◆ EXERCISE REQUIREMENTS: Go through the data below. Pull out every line that has the word "国泰君安证券研究".

##### DATA LISTING #####

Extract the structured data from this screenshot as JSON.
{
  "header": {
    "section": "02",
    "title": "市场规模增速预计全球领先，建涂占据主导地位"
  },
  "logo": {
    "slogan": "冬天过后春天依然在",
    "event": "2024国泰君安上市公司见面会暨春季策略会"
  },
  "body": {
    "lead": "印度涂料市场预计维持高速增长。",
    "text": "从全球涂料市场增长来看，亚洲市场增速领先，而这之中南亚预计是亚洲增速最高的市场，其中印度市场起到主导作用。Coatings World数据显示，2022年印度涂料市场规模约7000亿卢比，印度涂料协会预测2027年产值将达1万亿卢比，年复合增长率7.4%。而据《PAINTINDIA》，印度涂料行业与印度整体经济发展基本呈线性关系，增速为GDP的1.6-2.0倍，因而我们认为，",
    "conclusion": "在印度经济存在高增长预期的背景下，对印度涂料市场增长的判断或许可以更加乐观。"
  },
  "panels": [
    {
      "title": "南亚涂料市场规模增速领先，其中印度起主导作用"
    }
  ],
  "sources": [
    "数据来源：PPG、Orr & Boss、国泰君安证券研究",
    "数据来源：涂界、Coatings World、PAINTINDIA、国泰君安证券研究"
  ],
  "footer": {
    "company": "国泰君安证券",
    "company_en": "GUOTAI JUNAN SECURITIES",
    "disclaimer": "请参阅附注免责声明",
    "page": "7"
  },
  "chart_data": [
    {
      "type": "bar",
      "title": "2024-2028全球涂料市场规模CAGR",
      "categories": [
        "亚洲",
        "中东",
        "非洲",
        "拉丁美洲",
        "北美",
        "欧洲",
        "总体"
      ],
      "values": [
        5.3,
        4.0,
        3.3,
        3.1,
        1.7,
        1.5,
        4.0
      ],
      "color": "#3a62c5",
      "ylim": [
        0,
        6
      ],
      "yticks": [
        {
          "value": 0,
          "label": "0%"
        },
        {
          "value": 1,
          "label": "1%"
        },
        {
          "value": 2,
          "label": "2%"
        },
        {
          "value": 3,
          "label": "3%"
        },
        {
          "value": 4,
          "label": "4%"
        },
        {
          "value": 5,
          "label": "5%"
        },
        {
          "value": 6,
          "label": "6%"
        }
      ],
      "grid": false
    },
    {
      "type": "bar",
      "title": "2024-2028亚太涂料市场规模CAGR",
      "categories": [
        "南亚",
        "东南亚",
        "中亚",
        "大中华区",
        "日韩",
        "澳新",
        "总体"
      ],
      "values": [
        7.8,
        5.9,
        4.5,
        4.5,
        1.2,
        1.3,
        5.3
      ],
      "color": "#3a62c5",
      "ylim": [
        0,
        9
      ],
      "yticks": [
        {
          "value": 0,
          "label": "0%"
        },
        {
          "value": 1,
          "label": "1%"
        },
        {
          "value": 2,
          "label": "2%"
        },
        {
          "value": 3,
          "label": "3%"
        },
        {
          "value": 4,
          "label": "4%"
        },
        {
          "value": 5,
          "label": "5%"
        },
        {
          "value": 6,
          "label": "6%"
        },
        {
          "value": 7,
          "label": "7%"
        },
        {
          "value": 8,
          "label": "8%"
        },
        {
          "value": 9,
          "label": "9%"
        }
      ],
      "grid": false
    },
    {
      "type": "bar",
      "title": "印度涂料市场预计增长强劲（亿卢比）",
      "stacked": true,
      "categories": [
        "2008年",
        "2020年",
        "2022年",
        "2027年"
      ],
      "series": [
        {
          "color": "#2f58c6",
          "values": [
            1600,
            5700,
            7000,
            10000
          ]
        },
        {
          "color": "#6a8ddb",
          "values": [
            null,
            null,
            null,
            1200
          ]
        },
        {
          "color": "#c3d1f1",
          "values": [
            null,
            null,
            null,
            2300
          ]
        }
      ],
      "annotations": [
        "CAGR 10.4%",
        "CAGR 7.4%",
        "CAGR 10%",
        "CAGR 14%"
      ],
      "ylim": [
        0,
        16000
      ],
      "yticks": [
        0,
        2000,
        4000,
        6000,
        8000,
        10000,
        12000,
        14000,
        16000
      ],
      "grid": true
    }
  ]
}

#####

◆ TASK OUTPUT:
    "数据来源：PPG、Orr & Boss、国泰君安证券研究",
    "数据来源：涂界、Coatings World、PAINTINDIA、国泰君安证券研究"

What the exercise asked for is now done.